Written request
Find each line holding the word "this" and give the total alone.
==============================
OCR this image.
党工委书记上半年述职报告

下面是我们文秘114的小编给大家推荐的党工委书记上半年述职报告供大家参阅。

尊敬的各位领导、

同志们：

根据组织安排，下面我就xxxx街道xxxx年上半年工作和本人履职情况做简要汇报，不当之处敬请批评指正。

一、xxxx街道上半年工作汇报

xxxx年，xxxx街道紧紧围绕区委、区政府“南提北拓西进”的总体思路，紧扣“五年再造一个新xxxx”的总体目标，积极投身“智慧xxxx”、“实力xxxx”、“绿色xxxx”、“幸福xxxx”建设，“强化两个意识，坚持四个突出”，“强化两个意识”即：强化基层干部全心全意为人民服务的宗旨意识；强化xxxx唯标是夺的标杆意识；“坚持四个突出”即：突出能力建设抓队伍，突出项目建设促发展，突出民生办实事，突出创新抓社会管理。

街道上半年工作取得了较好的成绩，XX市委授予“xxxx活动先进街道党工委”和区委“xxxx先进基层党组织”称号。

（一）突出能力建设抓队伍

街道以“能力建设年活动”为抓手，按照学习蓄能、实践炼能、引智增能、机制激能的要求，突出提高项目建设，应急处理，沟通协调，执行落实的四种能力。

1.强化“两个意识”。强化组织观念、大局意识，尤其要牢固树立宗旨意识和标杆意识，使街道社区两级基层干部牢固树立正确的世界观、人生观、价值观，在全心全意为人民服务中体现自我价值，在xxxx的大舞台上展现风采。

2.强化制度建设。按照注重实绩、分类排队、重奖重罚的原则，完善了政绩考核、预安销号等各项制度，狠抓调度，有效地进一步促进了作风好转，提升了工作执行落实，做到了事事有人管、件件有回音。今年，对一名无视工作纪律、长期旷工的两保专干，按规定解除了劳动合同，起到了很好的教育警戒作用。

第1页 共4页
==============================
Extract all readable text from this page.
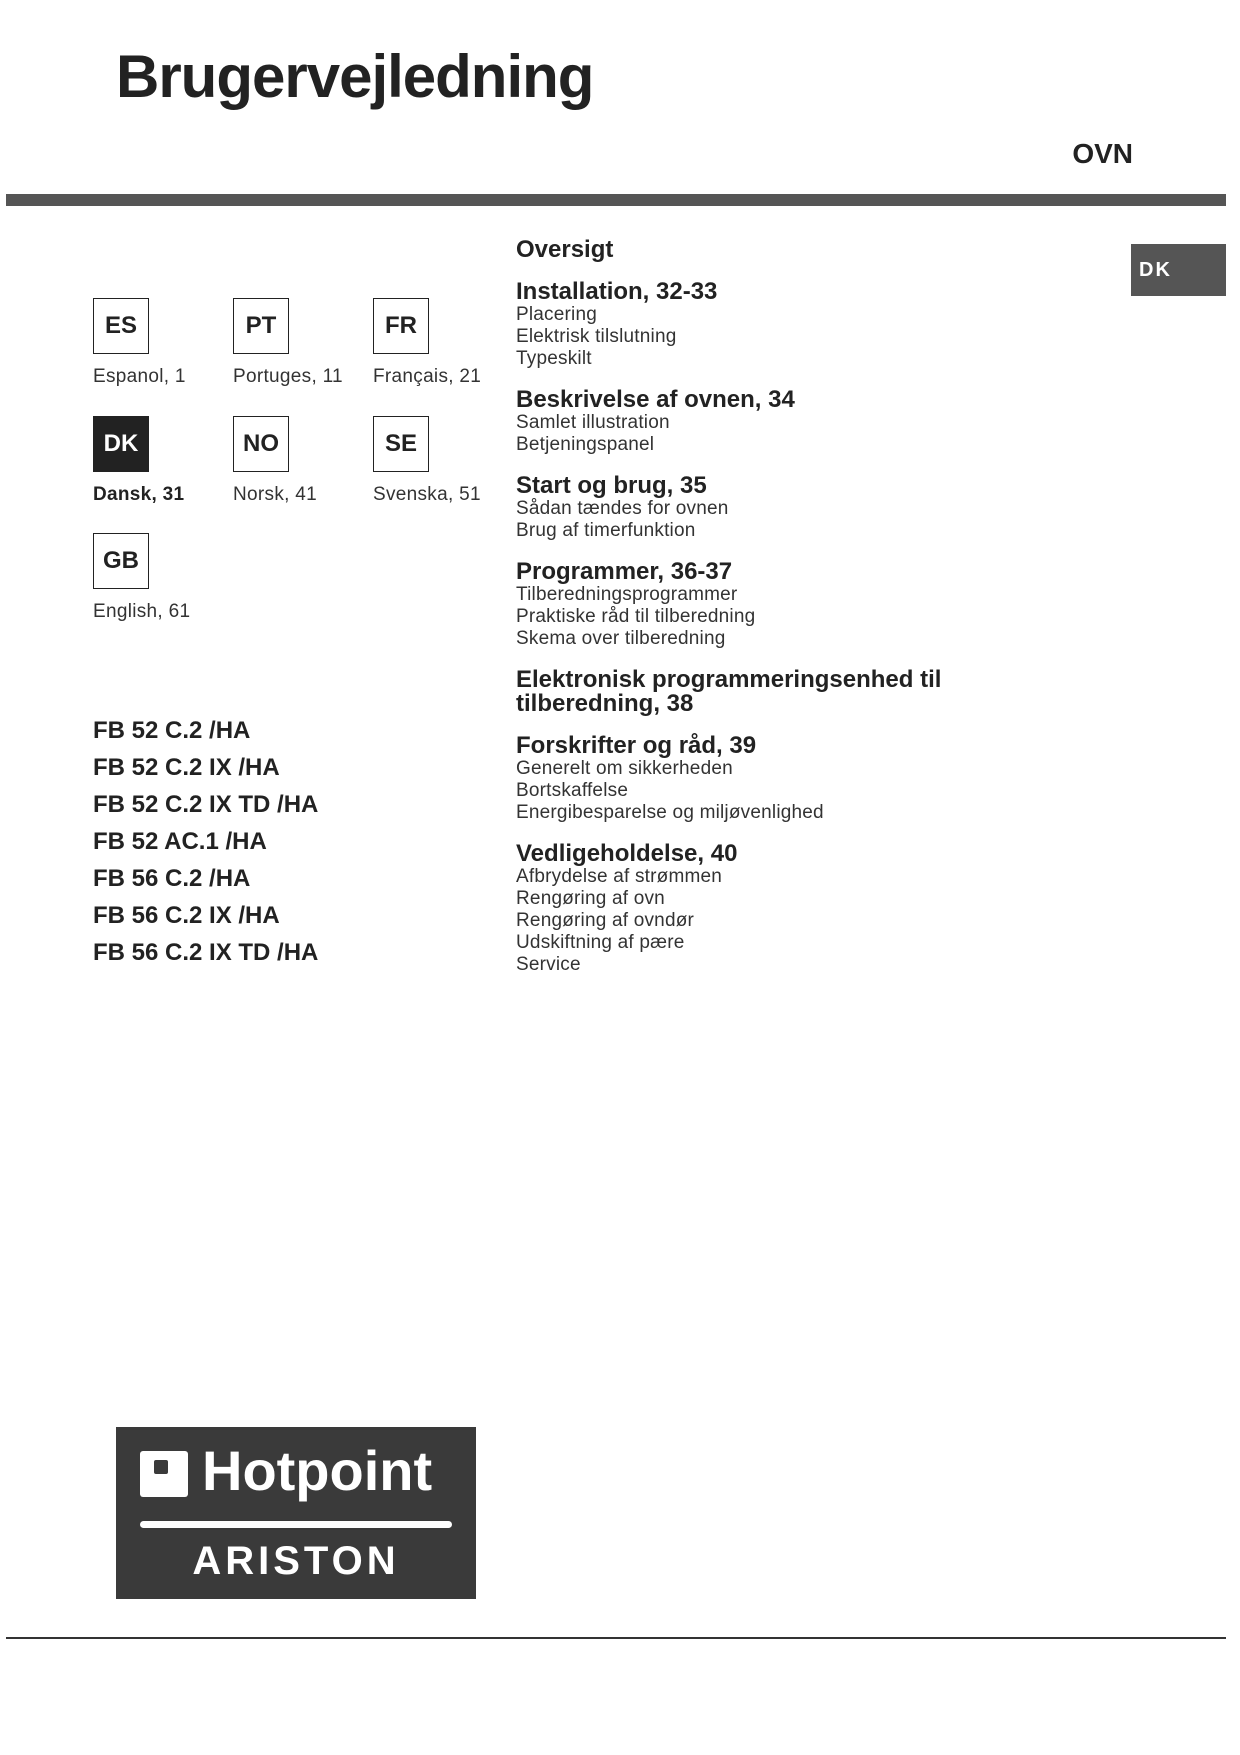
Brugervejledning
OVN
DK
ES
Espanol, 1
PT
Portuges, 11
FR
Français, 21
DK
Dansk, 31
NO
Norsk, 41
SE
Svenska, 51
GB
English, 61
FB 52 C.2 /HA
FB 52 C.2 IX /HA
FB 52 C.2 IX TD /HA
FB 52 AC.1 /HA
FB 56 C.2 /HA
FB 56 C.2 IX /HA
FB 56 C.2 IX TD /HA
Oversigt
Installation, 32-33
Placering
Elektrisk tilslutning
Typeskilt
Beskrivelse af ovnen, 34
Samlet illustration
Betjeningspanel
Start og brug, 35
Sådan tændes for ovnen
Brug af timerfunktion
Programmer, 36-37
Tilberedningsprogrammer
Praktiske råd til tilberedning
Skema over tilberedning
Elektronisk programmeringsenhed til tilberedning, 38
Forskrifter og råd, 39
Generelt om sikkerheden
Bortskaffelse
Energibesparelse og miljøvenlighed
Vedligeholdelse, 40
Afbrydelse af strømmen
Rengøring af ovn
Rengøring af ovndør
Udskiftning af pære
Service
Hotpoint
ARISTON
==============================
Full output
2